(Data entries)
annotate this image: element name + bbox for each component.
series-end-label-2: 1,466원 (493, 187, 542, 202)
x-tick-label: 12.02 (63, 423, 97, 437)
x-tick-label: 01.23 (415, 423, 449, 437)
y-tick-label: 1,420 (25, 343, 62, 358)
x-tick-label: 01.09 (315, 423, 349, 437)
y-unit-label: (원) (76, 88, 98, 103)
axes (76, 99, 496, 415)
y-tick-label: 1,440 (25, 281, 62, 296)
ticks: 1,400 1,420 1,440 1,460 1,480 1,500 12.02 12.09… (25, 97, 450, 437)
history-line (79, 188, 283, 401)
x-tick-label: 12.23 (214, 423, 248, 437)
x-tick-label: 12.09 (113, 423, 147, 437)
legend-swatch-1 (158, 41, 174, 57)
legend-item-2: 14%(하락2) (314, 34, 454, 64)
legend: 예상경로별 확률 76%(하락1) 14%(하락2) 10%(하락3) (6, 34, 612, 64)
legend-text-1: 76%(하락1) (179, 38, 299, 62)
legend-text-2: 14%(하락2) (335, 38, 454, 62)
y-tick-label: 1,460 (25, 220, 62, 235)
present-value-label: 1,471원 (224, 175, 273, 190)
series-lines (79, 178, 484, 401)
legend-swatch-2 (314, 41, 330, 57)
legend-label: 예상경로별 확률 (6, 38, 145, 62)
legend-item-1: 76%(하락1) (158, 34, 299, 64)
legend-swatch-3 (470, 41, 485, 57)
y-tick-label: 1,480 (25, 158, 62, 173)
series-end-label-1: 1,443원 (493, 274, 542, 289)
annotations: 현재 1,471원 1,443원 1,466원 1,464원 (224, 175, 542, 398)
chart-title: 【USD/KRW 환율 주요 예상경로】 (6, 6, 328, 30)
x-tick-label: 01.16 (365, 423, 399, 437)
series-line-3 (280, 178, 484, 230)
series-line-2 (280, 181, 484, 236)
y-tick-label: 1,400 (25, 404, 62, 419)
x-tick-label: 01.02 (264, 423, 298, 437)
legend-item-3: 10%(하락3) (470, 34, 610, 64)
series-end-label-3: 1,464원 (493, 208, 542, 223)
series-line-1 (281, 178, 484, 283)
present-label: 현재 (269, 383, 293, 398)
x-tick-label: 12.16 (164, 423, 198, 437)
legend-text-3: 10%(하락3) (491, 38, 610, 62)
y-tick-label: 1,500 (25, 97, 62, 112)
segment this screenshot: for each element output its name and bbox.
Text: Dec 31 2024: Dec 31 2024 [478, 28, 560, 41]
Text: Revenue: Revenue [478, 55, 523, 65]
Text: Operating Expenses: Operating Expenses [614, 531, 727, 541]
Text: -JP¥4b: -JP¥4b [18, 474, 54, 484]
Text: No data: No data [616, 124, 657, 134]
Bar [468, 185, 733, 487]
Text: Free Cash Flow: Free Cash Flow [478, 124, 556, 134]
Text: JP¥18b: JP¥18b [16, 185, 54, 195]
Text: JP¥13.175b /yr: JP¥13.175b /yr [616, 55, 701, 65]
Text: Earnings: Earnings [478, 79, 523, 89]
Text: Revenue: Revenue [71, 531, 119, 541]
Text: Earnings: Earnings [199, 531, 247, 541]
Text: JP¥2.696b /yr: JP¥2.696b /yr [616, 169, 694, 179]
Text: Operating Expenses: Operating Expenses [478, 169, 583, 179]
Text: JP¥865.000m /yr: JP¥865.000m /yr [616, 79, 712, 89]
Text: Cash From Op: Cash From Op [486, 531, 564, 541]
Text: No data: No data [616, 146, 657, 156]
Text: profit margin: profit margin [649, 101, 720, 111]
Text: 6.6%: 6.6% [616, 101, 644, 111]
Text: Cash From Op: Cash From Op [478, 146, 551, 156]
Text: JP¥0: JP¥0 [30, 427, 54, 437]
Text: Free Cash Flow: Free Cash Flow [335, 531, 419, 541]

• Exercise description
Please output the stretch from the first line of the entries through the line containing "legend-swatch-1 (158, 41, 174, 57)" as a JSON list of strings, one string per line, with blank lines left out.

• The result
[
  "annotate this image: element name + bbox for each component.",
  "series-end-label-2: 1,466원 (493, 187, 542, 202)",
  "x-tick-label: 12.02 (63, 423, 97, 437)",
  "x-tick-label: 01.23 (415, 423, 449, 437)",
  "y-tick-label: 1,420 (25, 343, 62, 358)",
  "x-tick-label: 01.09 (315, 423, 349, 437)",
  "y-unit-label: (원) (76, 88, 98, 103)",
  "axes (76, 99, 496, 415)",
  "y-tick-label: 1,440 (25, 281, 62, 296)",
  "ticks: 1,400 1,420 1,440 1,460 1,480 1,500 12.02 12.09… (25, 97, 450, 437)",
  "history-line (79, 188, 283, 401)",
  "x-tick-label: 12.23 (214, 423, 248, 437)",
  "x-tick-label: 12.09 (113, 423, 147, 437)",
  "legend-swatch-1 (158, 41, 174, 57)"
]